## Exercise
Report each line of the data that includes the word "Vegetables".

## Data excerpts

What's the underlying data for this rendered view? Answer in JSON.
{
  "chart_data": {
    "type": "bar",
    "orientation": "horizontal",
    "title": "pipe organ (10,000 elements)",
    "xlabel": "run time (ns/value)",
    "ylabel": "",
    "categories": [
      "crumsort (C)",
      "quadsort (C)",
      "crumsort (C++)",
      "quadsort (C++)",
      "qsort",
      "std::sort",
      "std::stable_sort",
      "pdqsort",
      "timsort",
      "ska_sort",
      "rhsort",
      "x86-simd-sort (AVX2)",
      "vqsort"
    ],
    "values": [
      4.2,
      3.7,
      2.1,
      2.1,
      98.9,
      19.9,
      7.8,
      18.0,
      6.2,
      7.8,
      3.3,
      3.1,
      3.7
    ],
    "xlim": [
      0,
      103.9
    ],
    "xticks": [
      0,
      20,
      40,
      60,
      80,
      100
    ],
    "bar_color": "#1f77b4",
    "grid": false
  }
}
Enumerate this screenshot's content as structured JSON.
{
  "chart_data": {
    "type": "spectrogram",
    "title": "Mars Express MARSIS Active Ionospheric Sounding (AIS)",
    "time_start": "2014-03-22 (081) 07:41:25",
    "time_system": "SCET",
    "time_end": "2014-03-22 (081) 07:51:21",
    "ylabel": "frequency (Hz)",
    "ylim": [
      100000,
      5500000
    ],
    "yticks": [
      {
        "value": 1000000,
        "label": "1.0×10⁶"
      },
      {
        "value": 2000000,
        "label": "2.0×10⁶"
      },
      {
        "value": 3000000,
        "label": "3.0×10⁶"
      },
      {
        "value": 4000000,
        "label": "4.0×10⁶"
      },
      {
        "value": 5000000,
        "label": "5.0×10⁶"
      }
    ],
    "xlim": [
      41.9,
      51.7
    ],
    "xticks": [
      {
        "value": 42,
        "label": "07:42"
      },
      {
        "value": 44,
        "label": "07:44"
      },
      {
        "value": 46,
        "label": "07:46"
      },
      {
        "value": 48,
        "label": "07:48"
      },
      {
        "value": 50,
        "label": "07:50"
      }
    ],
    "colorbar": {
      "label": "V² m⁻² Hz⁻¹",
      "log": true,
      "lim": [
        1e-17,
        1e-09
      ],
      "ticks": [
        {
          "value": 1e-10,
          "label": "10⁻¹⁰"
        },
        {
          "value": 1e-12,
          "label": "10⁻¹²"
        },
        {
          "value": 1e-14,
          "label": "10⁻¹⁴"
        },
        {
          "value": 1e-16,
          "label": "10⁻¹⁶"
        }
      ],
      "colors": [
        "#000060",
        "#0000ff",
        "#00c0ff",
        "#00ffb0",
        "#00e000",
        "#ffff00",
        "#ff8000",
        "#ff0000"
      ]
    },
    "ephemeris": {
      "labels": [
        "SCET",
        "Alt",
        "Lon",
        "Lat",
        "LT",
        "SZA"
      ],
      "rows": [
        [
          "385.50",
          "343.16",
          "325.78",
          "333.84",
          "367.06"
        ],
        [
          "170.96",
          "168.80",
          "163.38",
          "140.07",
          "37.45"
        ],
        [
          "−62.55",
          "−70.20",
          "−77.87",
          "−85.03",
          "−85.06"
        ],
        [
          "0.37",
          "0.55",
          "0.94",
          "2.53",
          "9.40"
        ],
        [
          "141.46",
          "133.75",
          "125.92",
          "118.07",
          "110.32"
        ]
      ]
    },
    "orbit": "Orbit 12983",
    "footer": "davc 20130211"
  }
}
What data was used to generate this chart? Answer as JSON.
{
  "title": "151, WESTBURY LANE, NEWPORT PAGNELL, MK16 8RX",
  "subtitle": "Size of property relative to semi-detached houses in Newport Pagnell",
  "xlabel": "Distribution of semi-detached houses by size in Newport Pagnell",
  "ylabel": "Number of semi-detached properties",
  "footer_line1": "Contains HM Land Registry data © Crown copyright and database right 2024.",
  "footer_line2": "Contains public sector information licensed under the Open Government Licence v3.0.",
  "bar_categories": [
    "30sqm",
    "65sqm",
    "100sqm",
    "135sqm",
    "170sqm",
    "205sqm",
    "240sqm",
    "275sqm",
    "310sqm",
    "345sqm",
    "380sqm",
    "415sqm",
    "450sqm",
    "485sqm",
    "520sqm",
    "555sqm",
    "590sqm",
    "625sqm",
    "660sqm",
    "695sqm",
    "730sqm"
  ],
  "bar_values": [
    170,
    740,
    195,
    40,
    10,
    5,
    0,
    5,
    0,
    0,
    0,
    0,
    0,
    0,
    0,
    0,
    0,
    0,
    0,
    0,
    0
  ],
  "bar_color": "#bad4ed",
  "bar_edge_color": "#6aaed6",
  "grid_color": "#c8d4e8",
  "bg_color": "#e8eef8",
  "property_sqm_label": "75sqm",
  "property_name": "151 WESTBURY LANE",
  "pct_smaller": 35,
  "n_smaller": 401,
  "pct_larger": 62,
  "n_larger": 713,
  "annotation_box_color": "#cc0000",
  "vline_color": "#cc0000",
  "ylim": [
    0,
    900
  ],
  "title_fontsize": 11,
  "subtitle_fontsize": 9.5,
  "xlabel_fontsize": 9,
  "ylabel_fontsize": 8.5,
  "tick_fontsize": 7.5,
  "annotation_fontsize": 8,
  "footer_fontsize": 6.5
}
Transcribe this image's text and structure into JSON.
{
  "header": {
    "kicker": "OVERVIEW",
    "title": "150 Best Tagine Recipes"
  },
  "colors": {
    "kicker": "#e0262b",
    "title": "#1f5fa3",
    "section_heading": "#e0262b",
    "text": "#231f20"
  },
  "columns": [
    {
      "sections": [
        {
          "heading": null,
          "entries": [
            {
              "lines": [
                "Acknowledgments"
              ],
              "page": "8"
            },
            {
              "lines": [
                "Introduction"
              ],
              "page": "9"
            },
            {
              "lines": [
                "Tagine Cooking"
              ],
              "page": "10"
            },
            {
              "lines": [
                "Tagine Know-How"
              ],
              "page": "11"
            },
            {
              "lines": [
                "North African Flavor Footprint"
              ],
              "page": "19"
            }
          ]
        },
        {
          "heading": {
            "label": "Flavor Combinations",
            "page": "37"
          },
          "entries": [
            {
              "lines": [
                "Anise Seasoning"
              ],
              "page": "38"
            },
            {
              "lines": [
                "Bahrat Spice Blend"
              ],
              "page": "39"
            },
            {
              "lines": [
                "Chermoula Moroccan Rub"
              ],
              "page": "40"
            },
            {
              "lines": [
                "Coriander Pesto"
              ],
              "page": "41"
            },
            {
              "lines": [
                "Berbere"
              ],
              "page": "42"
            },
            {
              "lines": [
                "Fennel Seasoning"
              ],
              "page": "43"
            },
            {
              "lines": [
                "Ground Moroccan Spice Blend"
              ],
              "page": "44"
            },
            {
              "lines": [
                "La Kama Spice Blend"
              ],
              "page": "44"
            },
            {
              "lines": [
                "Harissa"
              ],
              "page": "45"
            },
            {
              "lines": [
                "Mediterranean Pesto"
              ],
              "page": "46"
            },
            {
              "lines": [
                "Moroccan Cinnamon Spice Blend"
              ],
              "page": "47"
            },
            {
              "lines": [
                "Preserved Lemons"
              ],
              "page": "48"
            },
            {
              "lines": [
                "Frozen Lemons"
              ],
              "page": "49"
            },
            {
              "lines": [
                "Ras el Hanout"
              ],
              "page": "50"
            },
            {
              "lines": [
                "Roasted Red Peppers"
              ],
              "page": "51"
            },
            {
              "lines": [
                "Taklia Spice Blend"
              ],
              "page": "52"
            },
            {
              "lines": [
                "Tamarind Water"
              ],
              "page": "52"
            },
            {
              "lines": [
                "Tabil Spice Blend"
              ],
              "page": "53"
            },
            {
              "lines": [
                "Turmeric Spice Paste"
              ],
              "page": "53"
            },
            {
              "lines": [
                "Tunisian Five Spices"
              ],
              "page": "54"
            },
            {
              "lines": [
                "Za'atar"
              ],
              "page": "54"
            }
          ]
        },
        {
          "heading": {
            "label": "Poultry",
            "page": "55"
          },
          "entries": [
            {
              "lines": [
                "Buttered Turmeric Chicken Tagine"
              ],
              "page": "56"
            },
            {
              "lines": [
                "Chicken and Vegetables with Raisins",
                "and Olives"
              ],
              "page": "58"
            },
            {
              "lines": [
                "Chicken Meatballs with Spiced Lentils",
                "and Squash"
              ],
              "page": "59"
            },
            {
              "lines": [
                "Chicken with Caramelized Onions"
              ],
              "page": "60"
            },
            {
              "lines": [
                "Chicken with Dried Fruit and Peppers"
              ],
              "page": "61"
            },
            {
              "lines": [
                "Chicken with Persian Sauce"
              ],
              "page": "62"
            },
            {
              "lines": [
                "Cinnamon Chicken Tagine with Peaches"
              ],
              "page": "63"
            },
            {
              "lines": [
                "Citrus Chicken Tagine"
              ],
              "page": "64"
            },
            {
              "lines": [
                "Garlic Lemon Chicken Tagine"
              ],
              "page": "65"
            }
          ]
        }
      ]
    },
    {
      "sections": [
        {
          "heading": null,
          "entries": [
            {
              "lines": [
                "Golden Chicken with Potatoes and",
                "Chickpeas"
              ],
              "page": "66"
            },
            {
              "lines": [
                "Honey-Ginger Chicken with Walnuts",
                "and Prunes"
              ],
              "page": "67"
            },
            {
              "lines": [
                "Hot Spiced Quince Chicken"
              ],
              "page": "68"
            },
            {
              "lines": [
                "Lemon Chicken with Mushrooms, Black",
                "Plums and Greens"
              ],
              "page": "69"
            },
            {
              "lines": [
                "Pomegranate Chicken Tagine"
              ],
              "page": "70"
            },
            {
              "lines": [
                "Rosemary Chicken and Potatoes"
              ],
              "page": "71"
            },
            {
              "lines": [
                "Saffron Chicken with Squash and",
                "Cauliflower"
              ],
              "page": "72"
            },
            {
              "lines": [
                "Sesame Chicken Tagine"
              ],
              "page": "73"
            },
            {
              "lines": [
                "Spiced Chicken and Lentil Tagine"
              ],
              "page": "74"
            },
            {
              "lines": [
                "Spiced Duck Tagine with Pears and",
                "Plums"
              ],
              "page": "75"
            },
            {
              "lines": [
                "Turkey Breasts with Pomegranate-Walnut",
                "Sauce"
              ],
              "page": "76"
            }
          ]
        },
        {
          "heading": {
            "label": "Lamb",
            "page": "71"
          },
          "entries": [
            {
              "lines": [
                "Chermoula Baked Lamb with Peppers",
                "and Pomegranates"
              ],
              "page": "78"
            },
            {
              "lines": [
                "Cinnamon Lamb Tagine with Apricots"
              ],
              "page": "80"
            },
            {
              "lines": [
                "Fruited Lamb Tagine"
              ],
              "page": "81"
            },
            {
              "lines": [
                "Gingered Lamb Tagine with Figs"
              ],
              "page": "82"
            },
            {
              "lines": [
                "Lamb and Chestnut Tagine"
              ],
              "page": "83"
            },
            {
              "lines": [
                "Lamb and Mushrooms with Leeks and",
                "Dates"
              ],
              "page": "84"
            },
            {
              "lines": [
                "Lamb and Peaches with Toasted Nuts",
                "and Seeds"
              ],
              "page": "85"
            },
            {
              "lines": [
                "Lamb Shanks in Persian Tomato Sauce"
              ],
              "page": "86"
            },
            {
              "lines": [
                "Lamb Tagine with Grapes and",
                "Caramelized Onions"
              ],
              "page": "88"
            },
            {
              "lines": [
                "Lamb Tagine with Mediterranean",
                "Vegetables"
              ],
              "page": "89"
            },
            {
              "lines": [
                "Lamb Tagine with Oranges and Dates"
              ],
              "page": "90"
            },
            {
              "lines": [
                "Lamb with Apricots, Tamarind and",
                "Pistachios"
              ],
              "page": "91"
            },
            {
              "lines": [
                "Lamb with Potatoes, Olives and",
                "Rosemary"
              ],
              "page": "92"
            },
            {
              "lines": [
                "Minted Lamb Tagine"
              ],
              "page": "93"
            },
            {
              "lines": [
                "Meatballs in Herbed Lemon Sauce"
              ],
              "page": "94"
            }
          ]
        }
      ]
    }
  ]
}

## Reply
                "Chicken and Vegetables with Raisins",
                "Vegetables"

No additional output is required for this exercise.